== WHAT YOU WILL DO ==
Identify each line below that contains the word "JSON", and copy it out.

== INPUT MATERIAL ==
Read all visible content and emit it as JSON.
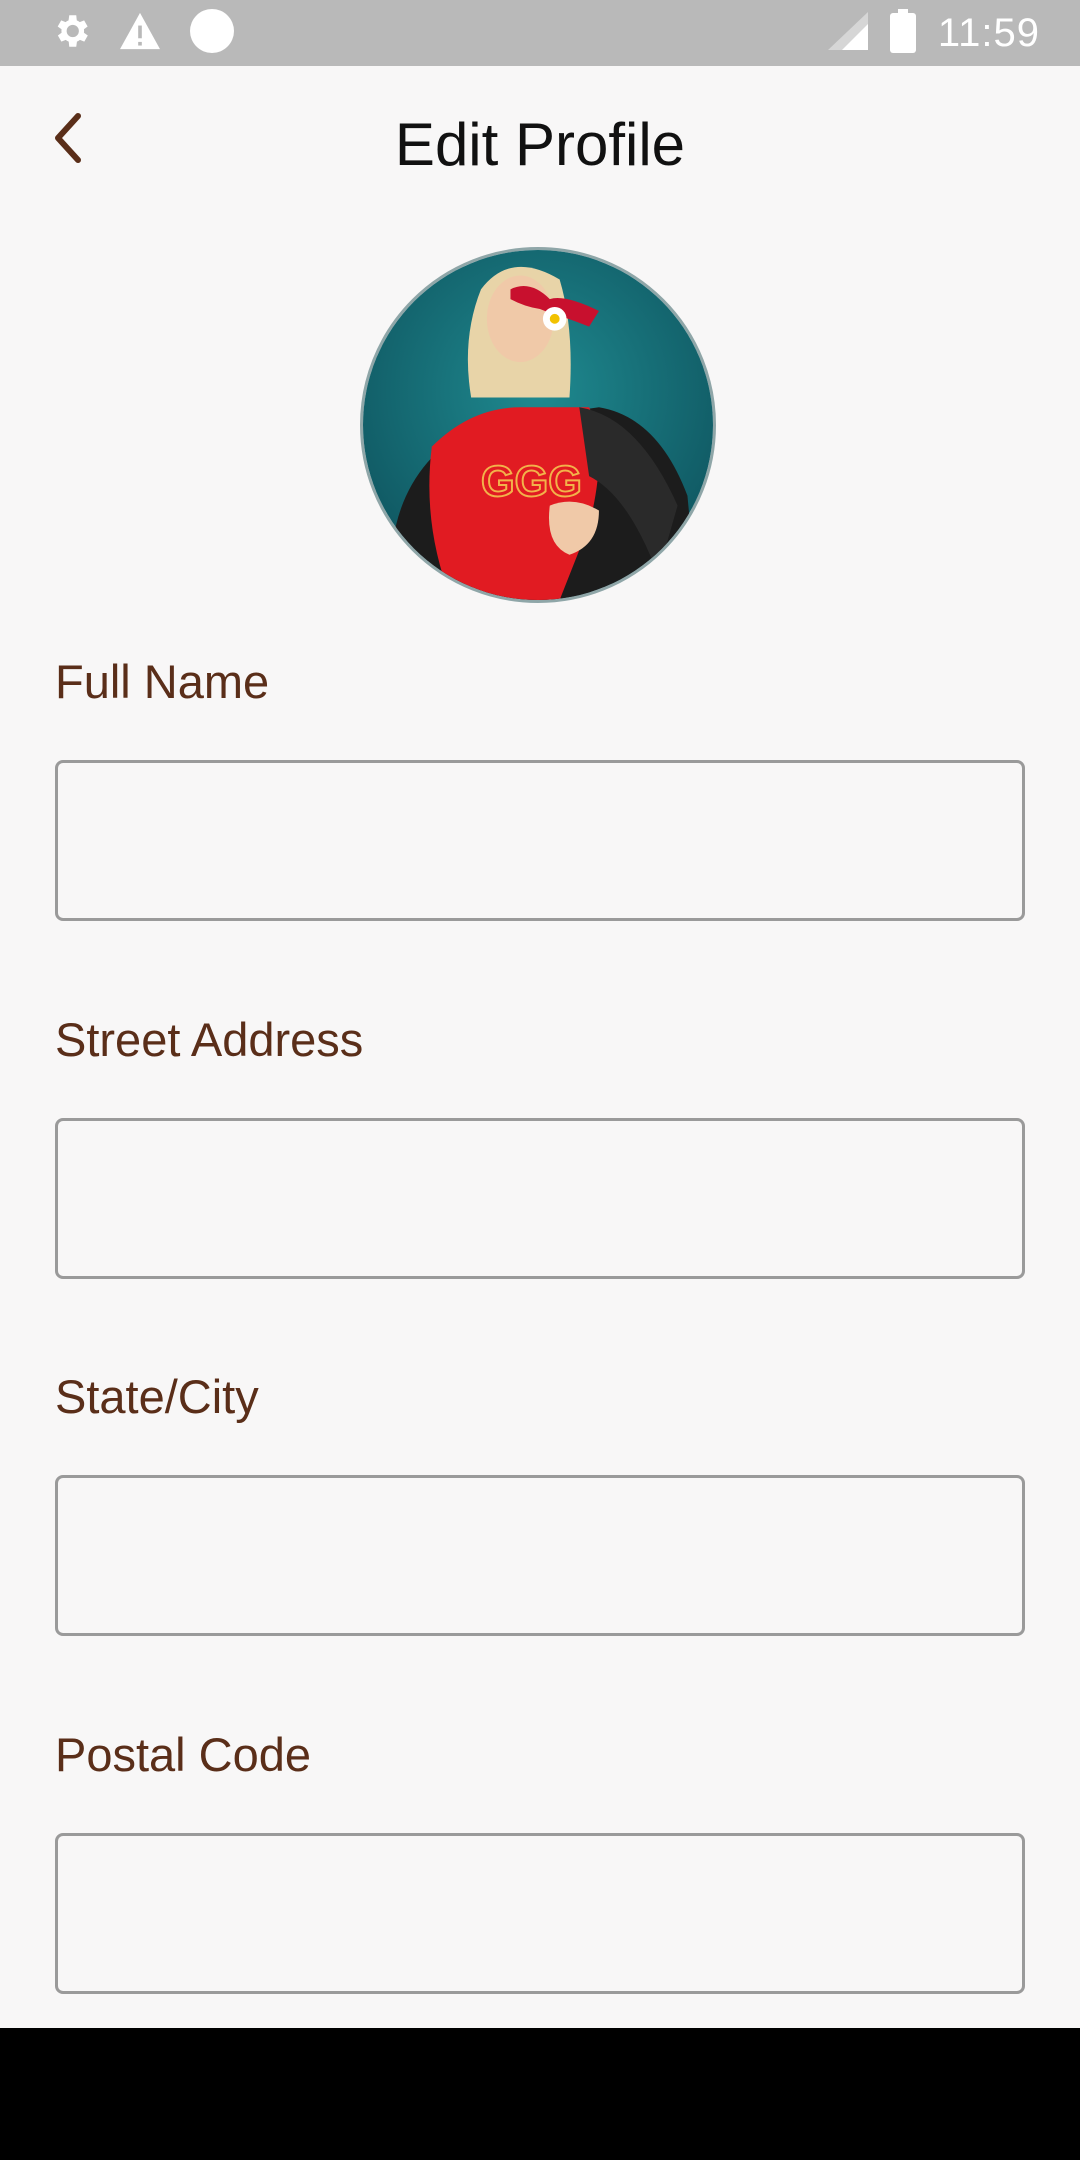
{
  "status_bar": {
    "time": "11:59",
    "icons": [
      "settings-icon",
      "warning-icon",
      "circle-icon",
      "signal-icon",
      "battery-icon"
    ]
  },
  "header": {
    "title": "Edit Profile",
    "back_icon": "chevron-left-icon"
  },
  "profile": {
    "avatar": "profile-photo"
  },
  "form": {
    "fields": [
      {
        "label": "Full Name",
        "value": "",
        "placeholder": ""
      },
      {
        "label": "Street Address",
        "value": "",
        "placeholder": ""
      },
      {
        "label": "State/City",
        "value": "",
        "placeholder": ""
      },
      {
        "label": "Postal Code",
        "value": "",
        "placeholder": ""
      }
    ]
  },
  "colors": {
    "label": "#5a2e19",
    "accent_back": "#5a2e19",
    "status_bar": "#b9b9b9",
    "background": "#f8f7f7"
  }
}
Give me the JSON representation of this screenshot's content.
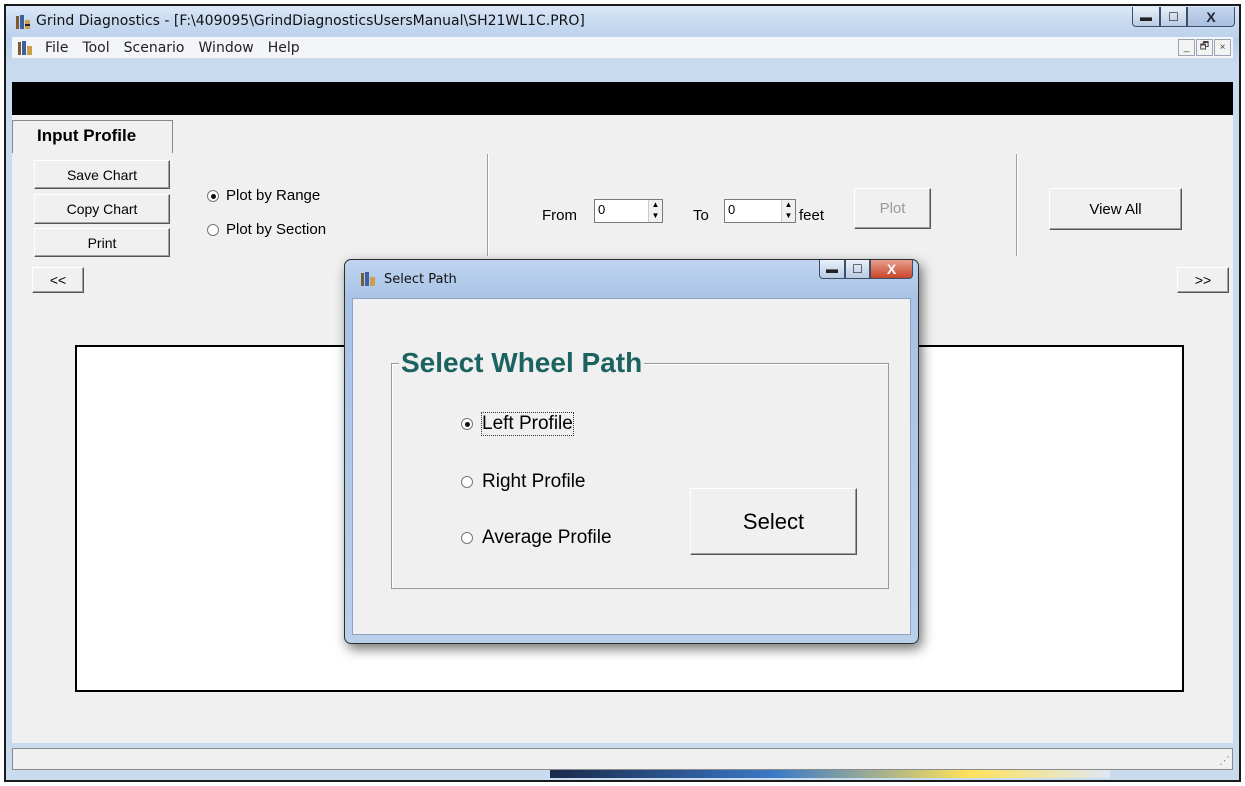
{
  "window": {
    "title": "Grind Diagnostics - [F:\\409095\\GrindDiagnosticsUsersManual\\SH21WL1C.PRO]",
    "app_icon": "app-logo-icon",
    "controls": [
      "minimize-icon",
      "maximize-icon",
      "close-icon"
    ]
  },
  "menubar": {
    "items": [
      "File",
      "Tool",
      "Scenario",
      "Window",
      "Help"
    ],
    "mdi_controls": [
      "_",
      "🗗",
      "×"
    ]
  },
  "tabs": [
    {
      "label": "Input Profile",
      "selected": true
    }
  ],
  "toolbar": {
    "buttons": {
      "save_chart": "Save Chart",
      "copy_chart": "Copy Chart",
      "print": "Print"
    },
    "plot_mode": {
      "options": [
        "Plot by Range",
        "Plot by Section"
      ],
      "selected": "Plot by Range"
    },
    "range": {
      "from_label": "From",
      "from_value": "0",
      "to_label": "To",
      "to_value": "0",
      "unit": "feet",
      "plot_label": "Plot"
    },
    "view_all_label": "View All"
  },
  "nav": {
    "prev": "<<",
    "next": ">>"
  },
  "dialog": {
    "title": "Select Path",
    "group_title": "Select Wheel Path",
    "options": [
      "Left Profile",
      "Right Profile",
      "Average Profile"
    ],
    "selected": "Left Profile",
    "select_button": "Select"
  },
  "colors": {
    "group_title": "#1b6360",
    "title_bar": "#c6d9f0",
    "client_bg": "#f0f0f0"
  }
}
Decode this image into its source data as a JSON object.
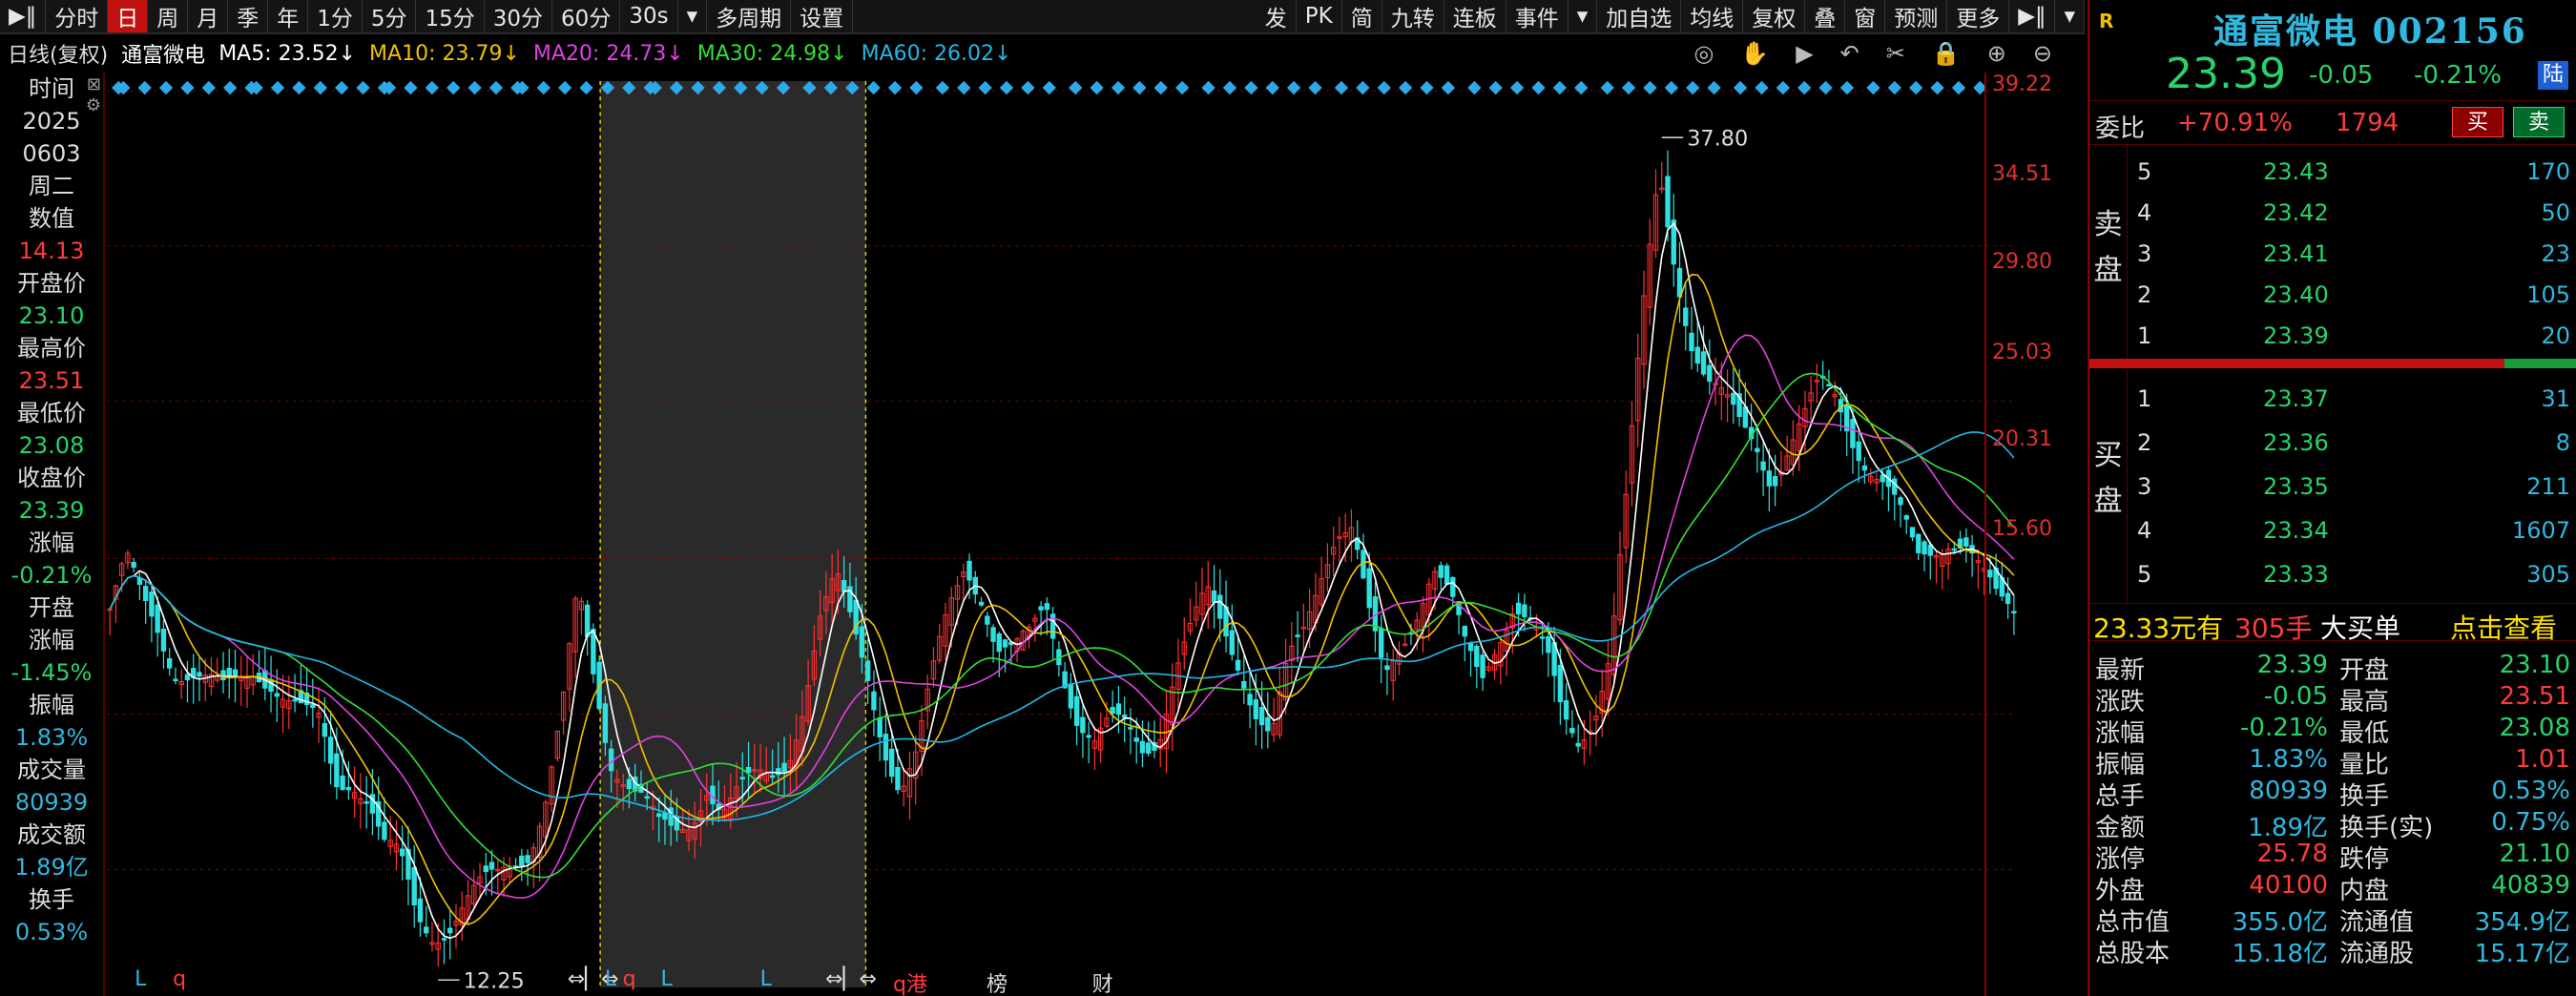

== COMPLETE ANSWER ==
Read all visible content and emit it as JSON.
Give me the JSON representation of this screenshot's content.
Decode this image into its source data as a JSON object.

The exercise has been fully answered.